Data records
● ● ● ●
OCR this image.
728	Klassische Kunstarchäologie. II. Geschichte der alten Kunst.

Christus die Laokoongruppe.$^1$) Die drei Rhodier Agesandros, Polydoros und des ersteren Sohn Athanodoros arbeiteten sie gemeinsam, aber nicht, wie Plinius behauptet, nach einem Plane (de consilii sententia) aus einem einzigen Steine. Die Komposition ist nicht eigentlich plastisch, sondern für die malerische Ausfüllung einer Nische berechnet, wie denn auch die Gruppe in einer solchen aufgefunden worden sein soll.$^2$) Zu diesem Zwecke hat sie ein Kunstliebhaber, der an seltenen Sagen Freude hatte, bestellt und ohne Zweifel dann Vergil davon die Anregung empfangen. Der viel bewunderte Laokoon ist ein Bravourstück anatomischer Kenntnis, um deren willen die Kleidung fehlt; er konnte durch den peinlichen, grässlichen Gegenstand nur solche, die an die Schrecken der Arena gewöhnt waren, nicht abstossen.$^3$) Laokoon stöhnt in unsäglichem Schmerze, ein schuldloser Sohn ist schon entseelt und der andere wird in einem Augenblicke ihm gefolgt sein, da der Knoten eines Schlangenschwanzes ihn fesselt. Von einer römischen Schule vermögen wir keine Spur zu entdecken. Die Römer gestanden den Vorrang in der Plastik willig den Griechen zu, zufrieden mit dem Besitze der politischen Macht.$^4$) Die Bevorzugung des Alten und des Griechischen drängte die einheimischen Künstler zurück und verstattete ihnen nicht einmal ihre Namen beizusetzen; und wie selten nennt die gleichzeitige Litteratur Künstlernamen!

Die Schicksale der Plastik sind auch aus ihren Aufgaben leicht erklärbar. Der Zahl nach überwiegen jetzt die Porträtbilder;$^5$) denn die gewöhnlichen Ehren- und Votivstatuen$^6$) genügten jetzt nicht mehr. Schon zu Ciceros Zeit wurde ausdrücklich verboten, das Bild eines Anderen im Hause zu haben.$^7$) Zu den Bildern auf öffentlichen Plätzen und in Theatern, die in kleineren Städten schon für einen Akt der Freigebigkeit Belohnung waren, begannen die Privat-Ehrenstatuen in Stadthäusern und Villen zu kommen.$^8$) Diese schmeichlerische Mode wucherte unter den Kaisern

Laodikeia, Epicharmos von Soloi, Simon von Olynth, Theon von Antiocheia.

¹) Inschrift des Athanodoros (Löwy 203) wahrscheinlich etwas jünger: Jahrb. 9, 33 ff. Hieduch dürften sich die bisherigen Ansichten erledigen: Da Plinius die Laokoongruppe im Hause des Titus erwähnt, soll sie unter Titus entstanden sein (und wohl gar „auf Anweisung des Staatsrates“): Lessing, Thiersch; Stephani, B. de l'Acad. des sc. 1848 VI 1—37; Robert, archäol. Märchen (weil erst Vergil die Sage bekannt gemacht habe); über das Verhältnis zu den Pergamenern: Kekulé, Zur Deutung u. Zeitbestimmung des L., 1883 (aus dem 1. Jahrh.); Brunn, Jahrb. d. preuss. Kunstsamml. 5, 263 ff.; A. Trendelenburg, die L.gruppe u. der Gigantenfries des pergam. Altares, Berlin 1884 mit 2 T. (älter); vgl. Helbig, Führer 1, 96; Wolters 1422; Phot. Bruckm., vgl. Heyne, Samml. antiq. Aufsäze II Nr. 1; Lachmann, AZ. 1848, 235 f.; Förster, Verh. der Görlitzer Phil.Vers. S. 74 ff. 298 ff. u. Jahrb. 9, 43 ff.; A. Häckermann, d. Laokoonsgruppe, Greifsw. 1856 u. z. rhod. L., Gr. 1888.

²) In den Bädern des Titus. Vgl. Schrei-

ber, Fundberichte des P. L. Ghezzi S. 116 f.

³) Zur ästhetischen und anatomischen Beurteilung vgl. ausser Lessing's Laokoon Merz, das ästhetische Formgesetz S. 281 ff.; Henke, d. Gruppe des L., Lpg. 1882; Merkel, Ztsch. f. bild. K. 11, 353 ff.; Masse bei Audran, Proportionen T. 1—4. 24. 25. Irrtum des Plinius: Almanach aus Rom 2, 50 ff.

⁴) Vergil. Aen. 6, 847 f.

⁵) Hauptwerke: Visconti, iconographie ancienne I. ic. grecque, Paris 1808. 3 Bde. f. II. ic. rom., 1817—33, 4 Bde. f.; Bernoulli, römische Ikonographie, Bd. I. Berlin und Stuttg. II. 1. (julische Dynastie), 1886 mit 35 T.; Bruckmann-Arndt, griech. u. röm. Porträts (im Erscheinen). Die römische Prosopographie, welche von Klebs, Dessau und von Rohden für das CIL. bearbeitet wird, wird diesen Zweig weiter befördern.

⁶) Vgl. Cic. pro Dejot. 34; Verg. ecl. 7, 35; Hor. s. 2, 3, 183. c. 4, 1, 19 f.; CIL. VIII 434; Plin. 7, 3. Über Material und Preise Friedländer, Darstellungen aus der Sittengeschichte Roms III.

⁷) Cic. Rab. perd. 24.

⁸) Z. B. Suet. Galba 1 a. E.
● ● ● ●
WORK REQUIRED – Reproduce every line of the data verbatim.

TASK RESULT –
OCR this image.
728	Klassische Kunstarchäologie. II. Geschichte der alten Kunst.

Christus die Laokoongruppe.$^1$) Die drei Rhodier Agesandros, Polydoros und des ersteren Sohn Athanodoros arbeiteten sie gemeinsam, aber nicht, wie Plinius behauptet, nach einem Plane (de consilii sententia) aus einem einzigen Steine. Die Komposition ist nicht eigentlich plastisch, sondern für die malerische Ausfüllung einer Nische berechnet, wie denn auch die Gruppe in einer solchen aufgefunden worden sein soll.$^2$) Zu diesem Zwecke hat sie ein Kunstliebhaber, der an seltenen Sagen Freude hatte, bestellt und ohne Zweifel dann Vergil davon die Anregung empfangen. Der viel bewunderte Laokoon ist ein Bravourstück anatomischer Kenntnis, um deren willen die Kleidung fehlt; er konnte durch den peinlichen, grässlichen Gegenstand nur solche, die an die Schrecken der Arena gewöhnt waren, nicht abstossen.$^3$) Laokoon stöhnt in unsäglichem Schmerze, ein schuldloser Sohn ist schon entseelt und der andere wird in einem Augenblicke ihm gefolgt sein, da der Knoten eines Schlangenschwanzes ihn fesselt. Von einer römischen Schule vermögen wir keine Spur zu entdecken. Die Römer gestanden den Vorrang in der Plastik willig den Griechen zu, zufrieden mit dem Besitze der politischen Macht.$^4$) Die Bevorzugung des Alten und des Griechischen drängte die einheimischen Künstler zurück und verstattete ihnen nicht einmal ihre Namen beizusetzen; und wie selten nennt die gleichzeitige Litteratur Künstlernamen!

Die Schicksale der Plastik sind auch aus ihren Aufgaben leicht erklärbar. Der Zahl nach überwiegen jetzt die Porträtbilder;$^5$) denn die gewöhnlichen Ehren- und Votivstatuen$^6$) genügten jetzt nicht mehr. Schon zu Ciceros Zeit wurde ausdrücklich verboten, das Bild eines Anderen im Hause zu haben.$^7$) Zu den Bildern auf öffentlichen Plätzen und in Theatern, die in kleineren Städten schon für einen Akt der Freigebigkeit Belohnung waren, begannen die Privat-Ehrenstatuen in Stadthäusern und Villen zu kommen.$^8$) Diese schmeichlerische Mode wucherte unter den Kaisern

Laodikeia, Epicharmos von Soloi, Simon von Olynth, Theon von Antiocheia.

¹) Inschrift des Athanodoros (Löwy 203) wahrscheinlich etwas jünger: Jahrb. 9, 33 ff. Hieduch dürften sich die bisherigen Ansichten erledigen: Da Plinius die Laokoongruppe im Hause des Titus erwähnt, soll sie unter Titus entstanden sein (und wohl gar „auf Anweisung des Staatsrates“): Lessing, Thiersch; Stephani, B. de l'Acad. des sc. 1848 VI 1—37; Robert, archäol. Märchen (weil erst Vergil die Sage bekannt gemacht habe); über das Verhältnis zu den Pergamenern: Kekulé, Zur Deutung u. Zeitbestimmung des L., 1883 (aus dem 1. Jahrh.); Brunn, Jahrb. d. preuss. Kunstsamml. 5, 263 ff.; A. Trendelenburg, die L.gruppe u. der Gigantenfries des pergam. Altares, Berlin 1884 mit 2 T. (älter); vgl. Helbig, Führer 1, 96; Wolters 1422; Phot. Bruckm., vgl. Heyne, Samml. antiq. Aufsäze II Nr. 1; Lachmann, AZ. 1848, 235 f.; Förster, Verh. der Görlitzer Phil.Vers. S. 74 ff. 298 ff. u. Jahrb. 9, 43 ff.; A. Häckermann, d. Laokoonsgruppe, Greifsw. 1856 u. z. rhod. L., Gr. 1888.

²) In den Bädern des Titus. Vgl. Schrei-

ber, Fundberichte des P. L. Ghezzi S. 116 f.

³) Zur ästhetischen und anatomischen Beurteilung vgl. ausser Lessing's Laokoon Merz, das ästhetische Formgesetz S. 281 ff.; Henke, d. Gruppe des L., Lpg. 1882; Merkel, Ztsch. f. bild. K. 11, 353 ff.; Masse bei Audran, Proportionen T. 1—4. 24. 25. Irrtum des Plinius: Almanach aus Rom 2, 50 ff.

⁴) Vergil. Aen. 6, 847 f.

⁵) Hauptwerke: Visconti, iconographie ancienne I. ic. grecque, Paris 1808. 3 Bde. f. II. ic. rom., 1817—33, 4 Bde. f.; Bernoulli, römische Ikonographie, Bd. I. Berlin und Stuttg. II. 1. (julische Dynastie), 1886 mit 35 T.; Bruckmann-Arndt, griech. u. röm. Porträts (im Erscheinen). Die römische Prosopographie, welche von Klebs, Dessau und von Rohden für das CIL. bearbeitet wird, wird diesen Zweig weiter befördern.

⁶) Vgl. Cic. pro Dejot. 34; Verg. ecl. 7, 35; Hor. s. 2, 3, 183. c. 4, 1, 19 f.; CIL. VIII 434; Plin. 7, 3. Über Material und Preise Friedländer, Darstellungen aus der Sittengeschichte Roms III.

⁷) Cic. Rab. perd. 24.

⁸) Z. B. Suet. Galba 1 a. E.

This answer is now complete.